### Extract provided
»»
No... upstream patch is really the way to go (and i'm already working on it
:P )

>
>
> > I can look into that, but for the short term, i'd rather break
> > ConditionFirstBoot than read-only rootfs
> >
> > so... not sure what to advise at that point. that choice is something a
> bit too
> > specialized for a config option
> > especially if we plan to drop it in the future
> >
> > so not sure where to go...
>
>  As is often the case: it looks to me that the status quo is the best we
> can do :-)
>

it could be slightly improved by removing /etc/machine-id when
systemd-firstboot is selected, but I agree...
Until we can change and configure how to detect first-boot, we are kinda
stuck...


>
>  Regards,
>  Arnout
>
> [1] http://0pointer.net/blog/projects/stateless.html
>
> [snip]
>
Thomas Petazzoni Nov. 19, 2019, 8:40 a.m. UTC | #7
Hello,

On Sun, 17 Nov 2019 17:00:05 +0100
Arnout Vandecappelle <arnout@mind.be> wrote:

> > Could something like that be enough ? can we trust "remount RW" ?
> > maybe "remount RW" should be renamed "create a RW filesystem" and enable various
> > tweaks related to RO vs RW  
> 
>  As written above: no.
> 
>  The problem is: we're not a distro.

Agreed.

> We leave too much freedom for the user to
> integrate things in various ways to be able to make assumptions about what is
> the right way to do things. So, the only thing we can do is to give a decent
> out-of-the-box experience, and let the user figure out how to tweak things -
> possibly adding a config option for a common situation that is easily handled in
> a generic way. The other thing we can do is to provide documentation about the
> proper way to integrate things in different scenarios.
> 
>  I'm starting to agree that this option is maybe not that great.

But I would in fact not come to the same conclusion. Having this empty
machine-id file is useless and causes problems when the filesystem is
R/W. So for the sake of supporting the R/O case (for which we create
this empty machine-id file), we make the R/W experience less good.

So I'd say that the right approach is to not do too much integration by
precisely having the option proposed by Bartosz, with many the tweak
that it should default y if rootfs is really, and default disable
otherwise, but while still being an option that the user can tweak,
because as you rightfully explained, the RW/RO remount option is just a
clue, not a definitive answer on whether /etc is writable or not.

To me, having this option matches the Buildroot way: we are not a
distro, we don't enforce how the system should work, so we provide the
appropriate options, while making sure the option has the most sensible
default values.

Generally speaking, Buildroot kind of supports "out of the box" two use
cases:

 (1) The root filesystem is completely read-write.

 (2) The root filesystem is completely read-only, and all files that need
     to be written are stored in tmpfs, and therefore are volatile.

I.e, we do not have any explicit support for what is I guess a much
more common use case than (2):

 (3) The root filesystem is completely read-only, but there is another
     read-write partition somewhere that stores the information that can
     change but needs to be persistent (user configuration, etc.)

Since we don't have explicit support for (3), there is no way we can
properly support machine-id and ConditionFirstBoot in the case of (2),
because there's nowhere we can store /etc/machine-id.
««
### Provided data
»»
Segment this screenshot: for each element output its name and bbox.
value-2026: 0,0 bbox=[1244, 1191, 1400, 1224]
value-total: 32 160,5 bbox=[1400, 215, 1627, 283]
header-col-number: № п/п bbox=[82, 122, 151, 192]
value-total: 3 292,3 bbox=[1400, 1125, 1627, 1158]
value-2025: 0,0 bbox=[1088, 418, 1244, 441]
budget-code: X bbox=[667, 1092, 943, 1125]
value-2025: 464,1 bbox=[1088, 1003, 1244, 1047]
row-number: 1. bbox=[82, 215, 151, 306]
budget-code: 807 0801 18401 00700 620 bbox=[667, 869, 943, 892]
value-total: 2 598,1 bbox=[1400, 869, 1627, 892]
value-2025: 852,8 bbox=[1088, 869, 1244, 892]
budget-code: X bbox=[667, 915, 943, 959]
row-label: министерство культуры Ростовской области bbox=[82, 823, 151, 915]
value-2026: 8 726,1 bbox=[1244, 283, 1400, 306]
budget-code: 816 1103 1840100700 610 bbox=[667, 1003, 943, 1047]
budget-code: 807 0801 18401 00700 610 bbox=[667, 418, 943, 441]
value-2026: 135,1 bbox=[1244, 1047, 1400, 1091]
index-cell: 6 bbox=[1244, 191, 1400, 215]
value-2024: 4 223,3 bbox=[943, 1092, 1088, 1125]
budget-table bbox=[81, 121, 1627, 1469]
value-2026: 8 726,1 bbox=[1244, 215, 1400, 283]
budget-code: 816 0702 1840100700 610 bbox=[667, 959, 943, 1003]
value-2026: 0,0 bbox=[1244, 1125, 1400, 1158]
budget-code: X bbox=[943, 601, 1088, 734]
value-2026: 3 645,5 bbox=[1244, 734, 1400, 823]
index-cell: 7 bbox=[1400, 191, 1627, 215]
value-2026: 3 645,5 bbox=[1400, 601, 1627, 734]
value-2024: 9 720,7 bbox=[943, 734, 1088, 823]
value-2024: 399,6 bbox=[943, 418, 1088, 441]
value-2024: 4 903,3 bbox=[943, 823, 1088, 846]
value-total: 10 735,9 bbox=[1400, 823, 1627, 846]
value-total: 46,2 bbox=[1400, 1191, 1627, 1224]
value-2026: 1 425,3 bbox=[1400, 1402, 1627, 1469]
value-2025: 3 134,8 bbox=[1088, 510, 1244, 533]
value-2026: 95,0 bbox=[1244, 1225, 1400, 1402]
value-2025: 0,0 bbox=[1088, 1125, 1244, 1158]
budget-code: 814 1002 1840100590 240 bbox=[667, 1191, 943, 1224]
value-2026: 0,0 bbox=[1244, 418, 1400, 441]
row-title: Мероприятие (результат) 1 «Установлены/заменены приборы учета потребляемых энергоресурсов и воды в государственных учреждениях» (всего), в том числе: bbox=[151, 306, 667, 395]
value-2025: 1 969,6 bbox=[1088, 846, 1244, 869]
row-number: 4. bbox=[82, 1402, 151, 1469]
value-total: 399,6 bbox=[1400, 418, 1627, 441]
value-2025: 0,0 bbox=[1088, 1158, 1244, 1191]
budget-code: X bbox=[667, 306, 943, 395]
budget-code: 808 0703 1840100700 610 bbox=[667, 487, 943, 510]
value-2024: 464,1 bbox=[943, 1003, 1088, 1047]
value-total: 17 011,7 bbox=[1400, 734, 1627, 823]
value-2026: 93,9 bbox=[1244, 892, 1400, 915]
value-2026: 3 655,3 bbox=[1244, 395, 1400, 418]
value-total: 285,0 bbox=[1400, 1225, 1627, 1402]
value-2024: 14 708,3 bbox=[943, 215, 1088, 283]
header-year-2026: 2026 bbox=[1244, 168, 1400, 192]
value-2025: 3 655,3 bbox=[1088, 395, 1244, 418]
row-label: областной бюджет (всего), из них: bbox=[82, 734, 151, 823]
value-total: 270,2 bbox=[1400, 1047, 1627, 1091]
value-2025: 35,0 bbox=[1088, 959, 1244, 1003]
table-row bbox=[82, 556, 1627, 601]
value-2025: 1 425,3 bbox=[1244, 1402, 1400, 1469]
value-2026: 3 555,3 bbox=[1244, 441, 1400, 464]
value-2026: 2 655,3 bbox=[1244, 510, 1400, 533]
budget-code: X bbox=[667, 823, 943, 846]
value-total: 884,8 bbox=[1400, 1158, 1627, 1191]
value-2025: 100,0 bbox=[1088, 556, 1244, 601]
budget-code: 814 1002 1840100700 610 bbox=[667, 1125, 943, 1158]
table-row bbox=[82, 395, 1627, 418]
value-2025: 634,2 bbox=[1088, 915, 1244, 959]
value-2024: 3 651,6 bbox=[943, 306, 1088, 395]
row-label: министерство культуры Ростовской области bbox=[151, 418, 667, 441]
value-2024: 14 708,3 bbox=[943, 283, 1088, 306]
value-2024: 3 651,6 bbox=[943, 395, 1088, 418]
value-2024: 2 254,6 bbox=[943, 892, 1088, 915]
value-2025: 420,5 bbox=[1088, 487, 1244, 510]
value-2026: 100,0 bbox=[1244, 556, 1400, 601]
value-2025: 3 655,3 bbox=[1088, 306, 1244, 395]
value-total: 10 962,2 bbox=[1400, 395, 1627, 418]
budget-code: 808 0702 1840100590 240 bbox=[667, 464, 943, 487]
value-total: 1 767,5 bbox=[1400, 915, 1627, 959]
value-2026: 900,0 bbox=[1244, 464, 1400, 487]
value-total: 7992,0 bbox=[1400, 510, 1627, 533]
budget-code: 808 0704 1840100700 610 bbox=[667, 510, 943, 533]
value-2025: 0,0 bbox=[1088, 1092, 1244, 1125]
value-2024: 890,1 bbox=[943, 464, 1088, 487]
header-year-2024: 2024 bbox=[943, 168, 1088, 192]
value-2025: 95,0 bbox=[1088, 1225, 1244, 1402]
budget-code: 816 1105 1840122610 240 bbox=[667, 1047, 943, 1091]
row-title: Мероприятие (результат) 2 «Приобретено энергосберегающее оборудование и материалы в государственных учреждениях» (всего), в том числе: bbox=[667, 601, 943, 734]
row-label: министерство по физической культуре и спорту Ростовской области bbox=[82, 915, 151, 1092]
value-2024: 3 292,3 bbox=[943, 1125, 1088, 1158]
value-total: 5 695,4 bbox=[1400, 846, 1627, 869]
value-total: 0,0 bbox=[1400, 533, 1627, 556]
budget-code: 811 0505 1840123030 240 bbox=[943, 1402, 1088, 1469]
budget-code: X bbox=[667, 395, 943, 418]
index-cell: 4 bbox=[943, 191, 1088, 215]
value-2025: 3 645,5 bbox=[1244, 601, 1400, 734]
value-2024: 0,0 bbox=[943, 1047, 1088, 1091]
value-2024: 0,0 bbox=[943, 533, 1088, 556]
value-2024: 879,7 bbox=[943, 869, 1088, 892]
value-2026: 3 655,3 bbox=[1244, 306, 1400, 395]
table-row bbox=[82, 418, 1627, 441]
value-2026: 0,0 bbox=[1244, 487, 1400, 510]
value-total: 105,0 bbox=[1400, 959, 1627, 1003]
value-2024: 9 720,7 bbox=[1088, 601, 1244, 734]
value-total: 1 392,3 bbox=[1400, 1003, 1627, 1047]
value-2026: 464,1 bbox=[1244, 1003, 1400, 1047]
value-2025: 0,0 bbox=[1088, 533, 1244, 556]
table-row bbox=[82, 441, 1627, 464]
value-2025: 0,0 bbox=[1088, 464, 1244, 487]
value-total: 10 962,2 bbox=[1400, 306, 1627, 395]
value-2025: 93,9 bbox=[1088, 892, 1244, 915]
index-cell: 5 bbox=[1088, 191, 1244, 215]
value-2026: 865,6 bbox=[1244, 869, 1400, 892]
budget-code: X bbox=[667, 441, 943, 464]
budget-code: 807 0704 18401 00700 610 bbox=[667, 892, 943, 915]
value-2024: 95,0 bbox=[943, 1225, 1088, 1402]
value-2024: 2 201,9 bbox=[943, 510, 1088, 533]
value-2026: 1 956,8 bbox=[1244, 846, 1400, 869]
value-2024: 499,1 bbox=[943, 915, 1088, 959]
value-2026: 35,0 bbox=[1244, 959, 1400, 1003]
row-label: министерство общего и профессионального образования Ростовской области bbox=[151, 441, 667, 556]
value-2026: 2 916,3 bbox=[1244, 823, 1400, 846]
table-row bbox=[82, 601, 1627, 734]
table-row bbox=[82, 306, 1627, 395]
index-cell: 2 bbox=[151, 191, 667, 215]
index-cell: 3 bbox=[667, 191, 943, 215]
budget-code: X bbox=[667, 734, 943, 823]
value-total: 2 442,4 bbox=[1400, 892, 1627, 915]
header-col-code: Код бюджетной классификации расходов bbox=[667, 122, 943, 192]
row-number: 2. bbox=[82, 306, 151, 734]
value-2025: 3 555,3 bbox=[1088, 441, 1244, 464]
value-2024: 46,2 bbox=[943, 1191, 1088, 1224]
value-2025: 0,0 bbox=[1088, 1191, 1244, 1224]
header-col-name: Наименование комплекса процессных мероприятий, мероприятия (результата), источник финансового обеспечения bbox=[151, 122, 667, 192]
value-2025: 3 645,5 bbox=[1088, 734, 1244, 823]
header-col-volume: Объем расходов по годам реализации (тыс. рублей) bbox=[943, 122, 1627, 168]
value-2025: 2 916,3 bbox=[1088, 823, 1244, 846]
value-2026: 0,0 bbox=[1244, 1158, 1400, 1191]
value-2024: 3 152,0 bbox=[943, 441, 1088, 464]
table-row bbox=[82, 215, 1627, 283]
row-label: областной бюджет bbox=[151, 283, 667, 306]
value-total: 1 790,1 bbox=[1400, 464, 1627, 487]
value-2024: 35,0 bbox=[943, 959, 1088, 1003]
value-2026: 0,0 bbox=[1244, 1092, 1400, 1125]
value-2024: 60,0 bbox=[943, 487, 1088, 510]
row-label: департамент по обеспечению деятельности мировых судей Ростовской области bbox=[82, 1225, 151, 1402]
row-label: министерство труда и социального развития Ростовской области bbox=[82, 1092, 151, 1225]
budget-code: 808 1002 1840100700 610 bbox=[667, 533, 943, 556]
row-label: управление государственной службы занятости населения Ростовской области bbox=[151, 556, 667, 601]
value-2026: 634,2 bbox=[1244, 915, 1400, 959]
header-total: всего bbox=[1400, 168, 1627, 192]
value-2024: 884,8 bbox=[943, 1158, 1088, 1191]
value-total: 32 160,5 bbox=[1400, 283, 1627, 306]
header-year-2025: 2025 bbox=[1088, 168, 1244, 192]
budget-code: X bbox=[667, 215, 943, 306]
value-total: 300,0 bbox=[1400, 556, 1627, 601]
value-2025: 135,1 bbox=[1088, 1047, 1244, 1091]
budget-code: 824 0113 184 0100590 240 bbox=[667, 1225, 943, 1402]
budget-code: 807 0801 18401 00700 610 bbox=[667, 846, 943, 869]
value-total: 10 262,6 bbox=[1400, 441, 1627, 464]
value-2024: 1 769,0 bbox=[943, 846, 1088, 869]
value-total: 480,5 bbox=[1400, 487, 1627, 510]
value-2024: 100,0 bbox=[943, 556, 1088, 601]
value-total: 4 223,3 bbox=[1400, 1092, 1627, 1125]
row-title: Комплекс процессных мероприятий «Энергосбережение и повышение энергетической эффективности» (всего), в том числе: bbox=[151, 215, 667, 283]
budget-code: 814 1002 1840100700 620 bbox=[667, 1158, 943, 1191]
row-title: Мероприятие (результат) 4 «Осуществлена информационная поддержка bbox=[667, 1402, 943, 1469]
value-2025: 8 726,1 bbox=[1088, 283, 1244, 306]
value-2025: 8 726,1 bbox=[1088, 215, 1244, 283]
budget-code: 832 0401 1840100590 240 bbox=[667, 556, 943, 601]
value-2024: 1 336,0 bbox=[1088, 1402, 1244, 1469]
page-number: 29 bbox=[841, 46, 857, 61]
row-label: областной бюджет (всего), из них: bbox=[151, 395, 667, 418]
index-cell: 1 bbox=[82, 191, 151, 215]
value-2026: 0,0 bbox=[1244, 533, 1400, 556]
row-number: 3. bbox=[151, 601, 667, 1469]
««
### Instructions
1) In the Buildroot mailing-list thread, why does Thomas Petazzoni want the proposed option to stay something the user can change rather than be decided automatically?
2) According to the Buildroot mailing-list thread, when did Arnout Vandecappelle write the message that Thomas Petazzoni quotes?
3) List every root filesystem use case that Thomas Petazzoni describes in the Buildroot mailing-list thread.

### Answers in order
1) The RW/RO remount option is only a clue, not a definitive answer on whether /etc is writable. Buildroot is also not a distro and doesn't enforce how the system should work. So it should offer the option with sensible defaults and let the user adjust it.

2) On Sunday, 17 November 2019, at 17:00:05 +0100.

3)
1. The root filesystem is completely read-write.
2. The root filesystem is completely read-only, and all files that need to be written are stored in tmpfs, so they are volatile.
3. The root filesystem is completely read-only, but another read-write partition stores information that can change but needs to persist, such as user configuration.